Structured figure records
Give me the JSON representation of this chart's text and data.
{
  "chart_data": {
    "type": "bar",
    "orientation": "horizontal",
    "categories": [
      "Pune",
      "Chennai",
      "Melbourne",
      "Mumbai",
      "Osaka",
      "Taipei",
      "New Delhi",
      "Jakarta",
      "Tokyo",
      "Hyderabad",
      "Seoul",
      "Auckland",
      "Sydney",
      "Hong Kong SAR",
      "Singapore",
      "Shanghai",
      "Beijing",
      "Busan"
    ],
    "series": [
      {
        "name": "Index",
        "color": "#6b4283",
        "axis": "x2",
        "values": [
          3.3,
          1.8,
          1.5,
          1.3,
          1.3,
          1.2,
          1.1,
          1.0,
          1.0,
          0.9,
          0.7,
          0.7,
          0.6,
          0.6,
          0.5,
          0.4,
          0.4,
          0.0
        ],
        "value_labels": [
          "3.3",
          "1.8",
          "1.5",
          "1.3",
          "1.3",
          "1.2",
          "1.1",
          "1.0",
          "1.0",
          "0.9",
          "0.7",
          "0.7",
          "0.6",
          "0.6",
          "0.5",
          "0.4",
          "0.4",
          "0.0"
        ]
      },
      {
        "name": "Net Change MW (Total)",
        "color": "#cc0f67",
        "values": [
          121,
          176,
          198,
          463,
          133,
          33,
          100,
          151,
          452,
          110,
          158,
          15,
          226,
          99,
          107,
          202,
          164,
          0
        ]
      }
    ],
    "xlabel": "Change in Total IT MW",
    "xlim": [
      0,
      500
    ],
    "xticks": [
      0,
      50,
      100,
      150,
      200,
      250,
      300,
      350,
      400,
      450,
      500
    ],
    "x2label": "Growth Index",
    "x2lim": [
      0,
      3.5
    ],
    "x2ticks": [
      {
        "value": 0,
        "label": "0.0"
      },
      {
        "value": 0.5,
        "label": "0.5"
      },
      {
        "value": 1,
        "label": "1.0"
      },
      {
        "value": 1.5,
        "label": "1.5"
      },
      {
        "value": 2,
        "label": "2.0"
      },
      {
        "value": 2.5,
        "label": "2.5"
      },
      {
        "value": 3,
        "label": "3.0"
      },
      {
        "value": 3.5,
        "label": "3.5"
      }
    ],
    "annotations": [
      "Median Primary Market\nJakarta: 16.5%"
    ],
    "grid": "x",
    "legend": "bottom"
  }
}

Work required —
Restate each of the entries above verbatim.

Final answer —
Give me the JSON representation of this chart's text and data.
{
  "chart_data": {
    "type": "bar",
    "orientation": "horizontal",
    "categories": [
      "Pune",
      "Chennai",
      "Melbourne",
      "Mumbai",
      "Osaka",
      "Taipei",
      "New Delhi",
      "Jakarta",
      "Tokyo",
      "Hyderabad",
      "Seoul",
      "Auckland",
      "Sydney",
      "Hong Kong SAR",
      "Singapore",
      "Shanghai",
      "Beijing",
      "Busan"
    ],
    "series": [
      {
        "name": "Index",
        "color": "#6b4283",
        "axis": "x2",
        "values": [
          3.3,
          1.8,
          1.5,
          1.3,
          1.3,
          1.2,
          1.1,
          1.0,
          1.0,
          0.9,
          0.7,
          0.7,
          0.6,
          0.6,
          0.5,
          0.4,
          0.4,
          0.0
        ],
        "value_labels": [
          "3.3",
          "1.8",
          "1.5",
          "1.3",
          "1.3",
          "1.2",
          "1.1",
          "1.0",
          "1.0",
          "0.9",
          "0.7",
          "0.7",
          "0.6",
          "0.6",
          "0.5",
          "0.4",
          "0.4",
          "0.0"
        ]
      },
      {
        "name": "Net Change MW (Total)",
        "color": "#cc0f67",
        "values": [
          121,
          176,
          198,
          463,
          133,
          33,
          100,
          151,
          452,
          110,
          158,
          15,
          226,
          99,
          107,
          202,
          164,
          0
        ]
      }
    ],
    "xlabel": "Change in Total IT MW",
    "xlim": [
      0,
      500
    ],
    "xticks": [
      0,
      50,
      100,
      150,
      200,
      250,
      300,
      350,
      400,
      450,
      500
    ],
    "x2label": "Growth Index",
    "x2lim": [
      0,
      3.5
    ],
    "x2ticks": [
      {
        "value": 0,
        "label": "0.0"
      },
      {
        "value": 0.5,
        "label": "0.5"
      },
      {
        "value": 1,
        "label": "1.0"
      },
      {
        "value": 1.5,
        "label": "1.5"
      },
      {
        "value": 2,
        "label": "2.0"
      },
      {
        "value": 2.5,
        "label": "2.5"
      },
      {
        "value": 3,
        "label": "3.0"
      },
      {
        "value": 3.5,
        "label": "3.5"
      }
    ],
    "annotations": [
      "Median Primary Market\nJakarta: 16.5%"
    ],
    "grid": "x",
    "legend": "bottom"
  }
}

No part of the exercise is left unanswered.